> Data supplied
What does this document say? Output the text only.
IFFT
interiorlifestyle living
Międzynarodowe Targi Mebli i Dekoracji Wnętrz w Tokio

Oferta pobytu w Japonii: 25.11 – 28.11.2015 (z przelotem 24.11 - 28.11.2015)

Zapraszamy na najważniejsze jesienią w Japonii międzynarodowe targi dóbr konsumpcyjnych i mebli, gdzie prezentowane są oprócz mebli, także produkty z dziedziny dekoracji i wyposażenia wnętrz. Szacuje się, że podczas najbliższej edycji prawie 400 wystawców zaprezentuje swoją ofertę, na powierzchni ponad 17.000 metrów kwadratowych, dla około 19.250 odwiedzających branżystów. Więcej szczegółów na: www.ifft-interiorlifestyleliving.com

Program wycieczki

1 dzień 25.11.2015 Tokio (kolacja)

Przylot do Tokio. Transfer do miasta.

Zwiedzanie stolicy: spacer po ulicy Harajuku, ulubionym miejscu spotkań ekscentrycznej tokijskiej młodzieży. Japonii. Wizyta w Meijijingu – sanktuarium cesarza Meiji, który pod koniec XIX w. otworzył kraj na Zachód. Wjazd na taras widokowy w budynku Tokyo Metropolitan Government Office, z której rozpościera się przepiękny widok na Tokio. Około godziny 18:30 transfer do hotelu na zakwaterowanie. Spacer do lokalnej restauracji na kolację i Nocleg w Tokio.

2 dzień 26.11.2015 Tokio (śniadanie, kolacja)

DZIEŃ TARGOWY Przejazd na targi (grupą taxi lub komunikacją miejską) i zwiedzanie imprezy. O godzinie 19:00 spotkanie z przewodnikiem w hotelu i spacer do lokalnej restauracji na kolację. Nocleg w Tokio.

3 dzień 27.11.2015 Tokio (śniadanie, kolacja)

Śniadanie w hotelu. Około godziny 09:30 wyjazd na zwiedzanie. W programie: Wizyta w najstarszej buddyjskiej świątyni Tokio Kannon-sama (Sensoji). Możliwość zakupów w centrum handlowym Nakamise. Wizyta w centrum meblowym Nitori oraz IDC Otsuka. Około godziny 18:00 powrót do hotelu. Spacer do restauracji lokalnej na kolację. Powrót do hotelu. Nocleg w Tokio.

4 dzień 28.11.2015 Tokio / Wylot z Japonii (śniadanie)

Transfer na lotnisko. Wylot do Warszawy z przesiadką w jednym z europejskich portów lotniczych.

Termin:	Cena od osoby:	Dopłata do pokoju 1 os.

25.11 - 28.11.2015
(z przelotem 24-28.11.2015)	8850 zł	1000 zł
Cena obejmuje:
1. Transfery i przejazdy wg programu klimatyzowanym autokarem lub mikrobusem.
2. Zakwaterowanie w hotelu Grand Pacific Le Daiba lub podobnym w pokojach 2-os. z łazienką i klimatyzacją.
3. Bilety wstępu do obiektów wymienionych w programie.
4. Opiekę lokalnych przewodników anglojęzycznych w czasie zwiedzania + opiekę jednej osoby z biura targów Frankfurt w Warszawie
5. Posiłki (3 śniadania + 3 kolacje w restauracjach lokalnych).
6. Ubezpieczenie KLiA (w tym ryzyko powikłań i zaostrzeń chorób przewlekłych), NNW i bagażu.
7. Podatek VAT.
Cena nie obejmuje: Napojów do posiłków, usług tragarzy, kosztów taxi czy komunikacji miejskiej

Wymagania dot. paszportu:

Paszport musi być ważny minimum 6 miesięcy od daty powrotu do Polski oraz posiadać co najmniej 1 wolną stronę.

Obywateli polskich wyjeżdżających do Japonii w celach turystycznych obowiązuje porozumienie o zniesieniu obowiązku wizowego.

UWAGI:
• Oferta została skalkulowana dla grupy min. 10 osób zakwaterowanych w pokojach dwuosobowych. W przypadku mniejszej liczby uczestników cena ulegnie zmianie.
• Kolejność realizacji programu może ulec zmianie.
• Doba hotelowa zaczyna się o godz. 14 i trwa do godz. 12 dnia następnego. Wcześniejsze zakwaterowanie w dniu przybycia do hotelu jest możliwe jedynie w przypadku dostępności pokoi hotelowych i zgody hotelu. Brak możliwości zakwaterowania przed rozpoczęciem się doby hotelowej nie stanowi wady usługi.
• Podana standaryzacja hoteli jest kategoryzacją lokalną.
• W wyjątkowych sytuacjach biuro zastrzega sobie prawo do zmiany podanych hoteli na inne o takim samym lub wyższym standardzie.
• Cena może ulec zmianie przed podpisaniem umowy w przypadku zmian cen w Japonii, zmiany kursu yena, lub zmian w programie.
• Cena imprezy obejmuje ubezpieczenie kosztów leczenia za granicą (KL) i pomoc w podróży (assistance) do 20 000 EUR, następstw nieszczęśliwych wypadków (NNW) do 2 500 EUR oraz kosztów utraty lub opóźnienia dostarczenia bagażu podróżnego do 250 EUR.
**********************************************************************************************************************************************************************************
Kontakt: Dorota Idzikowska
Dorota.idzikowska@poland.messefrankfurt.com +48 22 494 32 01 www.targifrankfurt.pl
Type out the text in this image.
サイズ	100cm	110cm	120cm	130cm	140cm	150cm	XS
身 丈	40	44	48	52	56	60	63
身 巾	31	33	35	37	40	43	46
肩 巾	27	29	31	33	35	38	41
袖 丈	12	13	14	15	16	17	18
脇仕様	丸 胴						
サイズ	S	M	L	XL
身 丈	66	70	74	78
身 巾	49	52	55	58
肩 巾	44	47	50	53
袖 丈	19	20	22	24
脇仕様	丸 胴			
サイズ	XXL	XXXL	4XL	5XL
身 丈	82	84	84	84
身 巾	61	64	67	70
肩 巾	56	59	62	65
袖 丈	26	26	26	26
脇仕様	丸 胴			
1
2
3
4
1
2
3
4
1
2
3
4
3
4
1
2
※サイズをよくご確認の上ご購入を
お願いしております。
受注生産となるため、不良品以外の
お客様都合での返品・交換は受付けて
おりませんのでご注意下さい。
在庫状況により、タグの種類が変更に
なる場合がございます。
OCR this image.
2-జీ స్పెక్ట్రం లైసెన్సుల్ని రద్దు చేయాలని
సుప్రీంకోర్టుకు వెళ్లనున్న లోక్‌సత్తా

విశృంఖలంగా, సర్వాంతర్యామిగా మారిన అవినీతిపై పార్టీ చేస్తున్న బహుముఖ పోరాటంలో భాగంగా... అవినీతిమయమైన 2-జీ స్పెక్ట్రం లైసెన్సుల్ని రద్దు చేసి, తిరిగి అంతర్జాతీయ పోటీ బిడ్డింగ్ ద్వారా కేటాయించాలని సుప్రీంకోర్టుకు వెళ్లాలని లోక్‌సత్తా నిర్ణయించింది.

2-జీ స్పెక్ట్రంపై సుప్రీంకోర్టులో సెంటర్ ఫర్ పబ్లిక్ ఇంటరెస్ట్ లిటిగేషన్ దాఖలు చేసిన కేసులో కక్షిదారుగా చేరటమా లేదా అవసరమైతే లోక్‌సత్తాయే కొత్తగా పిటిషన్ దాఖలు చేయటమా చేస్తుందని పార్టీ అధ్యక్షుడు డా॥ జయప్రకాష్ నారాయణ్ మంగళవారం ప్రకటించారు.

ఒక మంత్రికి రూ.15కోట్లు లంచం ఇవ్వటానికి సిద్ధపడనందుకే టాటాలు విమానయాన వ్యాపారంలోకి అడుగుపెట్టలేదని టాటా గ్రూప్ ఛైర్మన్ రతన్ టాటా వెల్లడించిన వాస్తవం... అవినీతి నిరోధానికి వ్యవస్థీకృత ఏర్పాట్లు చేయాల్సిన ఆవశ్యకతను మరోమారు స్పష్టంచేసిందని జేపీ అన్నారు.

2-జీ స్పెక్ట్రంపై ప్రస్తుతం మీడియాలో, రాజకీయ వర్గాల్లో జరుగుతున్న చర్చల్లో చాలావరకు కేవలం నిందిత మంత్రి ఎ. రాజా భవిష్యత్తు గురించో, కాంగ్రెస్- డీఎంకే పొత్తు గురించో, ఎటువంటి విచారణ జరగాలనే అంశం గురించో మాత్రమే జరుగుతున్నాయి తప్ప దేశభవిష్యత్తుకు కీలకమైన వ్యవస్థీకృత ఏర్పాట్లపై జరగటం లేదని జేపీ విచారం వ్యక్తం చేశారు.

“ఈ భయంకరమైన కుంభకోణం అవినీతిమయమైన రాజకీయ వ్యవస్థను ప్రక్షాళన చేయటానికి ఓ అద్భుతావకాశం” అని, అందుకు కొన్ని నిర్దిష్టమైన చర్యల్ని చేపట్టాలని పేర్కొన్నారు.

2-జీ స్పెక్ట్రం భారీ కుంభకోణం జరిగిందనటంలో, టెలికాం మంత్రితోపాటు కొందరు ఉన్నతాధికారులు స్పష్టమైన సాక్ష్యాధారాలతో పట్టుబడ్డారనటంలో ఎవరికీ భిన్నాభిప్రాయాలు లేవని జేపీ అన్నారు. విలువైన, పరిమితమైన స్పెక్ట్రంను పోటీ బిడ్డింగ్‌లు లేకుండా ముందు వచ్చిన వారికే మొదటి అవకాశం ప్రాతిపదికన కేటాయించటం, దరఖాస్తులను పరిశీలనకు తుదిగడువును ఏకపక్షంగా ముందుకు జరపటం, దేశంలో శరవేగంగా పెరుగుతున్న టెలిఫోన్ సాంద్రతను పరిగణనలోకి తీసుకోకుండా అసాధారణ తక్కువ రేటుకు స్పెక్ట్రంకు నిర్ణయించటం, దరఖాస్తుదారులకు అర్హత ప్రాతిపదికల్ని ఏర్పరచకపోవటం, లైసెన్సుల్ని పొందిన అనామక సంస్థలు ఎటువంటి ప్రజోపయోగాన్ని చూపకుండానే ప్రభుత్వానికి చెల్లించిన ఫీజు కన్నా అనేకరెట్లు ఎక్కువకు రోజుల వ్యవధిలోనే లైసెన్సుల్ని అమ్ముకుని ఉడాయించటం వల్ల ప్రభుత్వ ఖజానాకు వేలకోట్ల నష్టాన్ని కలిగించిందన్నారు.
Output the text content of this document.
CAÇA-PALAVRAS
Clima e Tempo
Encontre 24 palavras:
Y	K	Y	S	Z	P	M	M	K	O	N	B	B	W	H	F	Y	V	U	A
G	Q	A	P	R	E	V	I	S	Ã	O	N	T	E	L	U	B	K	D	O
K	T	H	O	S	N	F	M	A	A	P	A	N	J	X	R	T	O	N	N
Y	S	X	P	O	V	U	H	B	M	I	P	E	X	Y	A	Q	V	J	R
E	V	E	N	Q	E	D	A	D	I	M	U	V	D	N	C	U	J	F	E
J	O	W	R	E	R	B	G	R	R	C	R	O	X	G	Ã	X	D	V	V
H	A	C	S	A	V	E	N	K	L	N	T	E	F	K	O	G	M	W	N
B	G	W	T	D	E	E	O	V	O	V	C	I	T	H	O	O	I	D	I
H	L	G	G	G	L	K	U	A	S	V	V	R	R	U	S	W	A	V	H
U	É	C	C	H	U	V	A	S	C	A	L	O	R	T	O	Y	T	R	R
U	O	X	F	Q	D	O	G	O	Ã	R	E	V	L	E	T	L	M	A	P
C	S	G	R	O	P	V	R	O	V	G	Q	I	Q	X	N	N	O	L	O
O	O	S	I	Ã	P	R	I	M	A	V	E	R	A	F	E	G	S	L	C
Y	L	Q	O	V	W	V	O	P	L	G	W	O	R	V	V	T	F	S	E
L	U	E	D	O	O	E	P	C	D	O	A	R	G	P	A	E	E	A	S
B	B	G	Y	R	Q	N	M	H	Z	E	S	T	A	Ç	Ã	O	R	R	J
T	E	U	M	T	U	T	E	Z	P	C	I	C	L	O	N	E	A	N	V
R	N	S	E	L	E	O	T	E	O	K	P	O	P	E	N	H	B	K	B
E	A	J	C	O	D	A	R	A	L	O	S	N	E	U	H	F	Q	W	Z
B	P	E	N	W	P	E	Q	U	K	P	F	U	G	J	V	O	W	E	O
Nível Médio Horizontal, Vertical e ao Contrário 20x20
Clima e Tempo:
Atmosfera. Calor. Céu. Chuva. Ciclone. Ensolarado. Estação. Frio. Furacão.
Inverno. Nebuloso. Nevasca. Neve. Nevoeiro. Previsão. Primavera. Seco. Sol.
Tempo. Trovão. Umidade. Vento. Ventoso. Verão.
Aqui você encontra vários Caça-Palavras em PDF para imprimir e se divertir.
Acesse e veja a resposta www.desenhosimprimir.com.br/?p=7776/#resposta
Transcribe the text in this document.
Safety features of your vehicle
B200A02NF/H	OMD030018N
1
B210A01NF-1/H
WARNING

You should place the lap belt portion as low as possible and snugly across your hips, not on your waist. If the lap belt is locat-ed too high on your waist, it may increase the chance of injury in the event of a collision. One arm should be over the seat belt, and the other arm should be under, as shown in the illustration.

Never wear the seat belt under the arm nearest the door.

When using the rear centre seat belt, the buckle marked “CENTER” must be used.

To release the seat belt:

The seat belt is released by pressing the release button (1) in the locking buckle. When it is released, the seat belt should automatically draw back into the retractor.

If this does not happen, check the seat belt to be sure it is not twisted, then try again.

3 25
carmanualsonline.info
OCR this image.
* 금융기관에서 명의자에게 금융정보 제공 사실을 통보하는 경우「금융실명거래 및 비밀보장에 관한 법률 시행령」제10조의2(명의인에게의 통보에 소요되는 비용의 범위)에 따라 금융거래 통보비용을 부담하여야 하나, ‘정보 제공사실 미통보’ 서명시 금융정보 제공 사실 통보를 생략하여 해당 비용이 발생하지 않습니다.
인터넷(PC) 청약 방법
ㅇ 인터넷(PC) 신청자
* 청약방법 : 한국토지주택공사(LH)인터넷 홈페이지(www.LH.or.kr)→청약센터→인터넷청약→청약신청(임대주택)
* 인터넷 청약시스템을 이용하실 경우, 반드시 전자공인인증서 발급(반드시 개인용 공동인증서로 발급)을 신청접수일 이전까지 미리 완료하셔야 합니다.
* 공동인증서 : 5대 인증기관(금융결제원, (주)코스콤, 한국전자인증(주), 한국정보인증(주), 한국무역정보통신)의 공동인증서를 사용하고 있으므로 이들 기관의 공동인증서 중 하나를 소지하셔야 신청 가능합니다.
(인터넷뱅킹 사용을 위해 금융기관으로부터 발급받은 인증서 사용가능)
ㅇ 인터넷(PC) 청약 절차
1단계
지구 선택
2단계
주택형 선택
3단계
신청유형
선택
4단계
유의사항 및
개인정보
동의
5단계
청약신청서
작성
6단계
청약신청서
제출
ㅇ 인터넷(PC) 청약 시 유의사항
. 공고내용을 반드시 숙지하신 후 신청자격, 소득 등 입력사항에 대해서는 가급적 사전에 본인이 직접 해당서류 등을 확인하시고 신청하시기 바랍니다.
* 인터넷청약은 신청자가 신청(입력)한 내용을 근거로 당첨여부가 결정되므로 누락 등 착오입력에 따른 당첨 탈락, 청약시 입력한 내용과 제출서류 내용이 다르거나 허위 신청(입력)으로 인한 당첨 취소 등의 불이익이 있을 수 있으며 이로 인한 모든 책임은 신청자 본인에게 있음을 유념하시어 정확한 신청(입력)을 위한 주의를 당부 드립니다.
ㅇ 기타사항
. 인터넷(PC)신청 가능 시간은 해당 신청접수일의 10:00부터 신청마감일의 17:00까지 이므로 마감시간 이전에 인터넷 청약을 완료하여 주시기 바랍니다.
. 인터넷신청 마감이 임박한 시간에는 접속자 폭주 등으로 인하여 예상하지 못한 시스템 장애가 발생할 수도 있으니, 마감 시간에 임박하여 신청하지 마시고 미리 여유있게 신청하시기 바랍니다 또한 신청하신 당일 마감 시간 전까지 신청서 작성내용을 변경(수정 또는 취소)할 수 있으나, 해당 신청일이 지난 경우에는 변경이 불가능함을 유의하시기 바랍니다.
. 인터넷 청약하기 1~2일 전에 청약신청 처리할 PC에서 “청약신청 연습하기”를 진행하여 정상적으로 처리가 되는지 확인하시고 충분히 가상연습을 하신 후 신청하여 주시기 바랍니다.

> Stated task
Scan the entries above. Copy each line that has the string "zmianie".

> Response for this exercise
• Oferta została skalkulowana dla grupy min. 10 osób zakwaterowanych w pokojach dwuosobowych. W przypadku mniejszej liczby uczestników cena ulegnie zmianie.
• Kolejność realizacji programu może ulec zmianie.
• Cena może ulec zmianie przed podpisaniem umowy w przypadku zmian cen w Japonii, zmiany kursu yena, lub zmian w programie.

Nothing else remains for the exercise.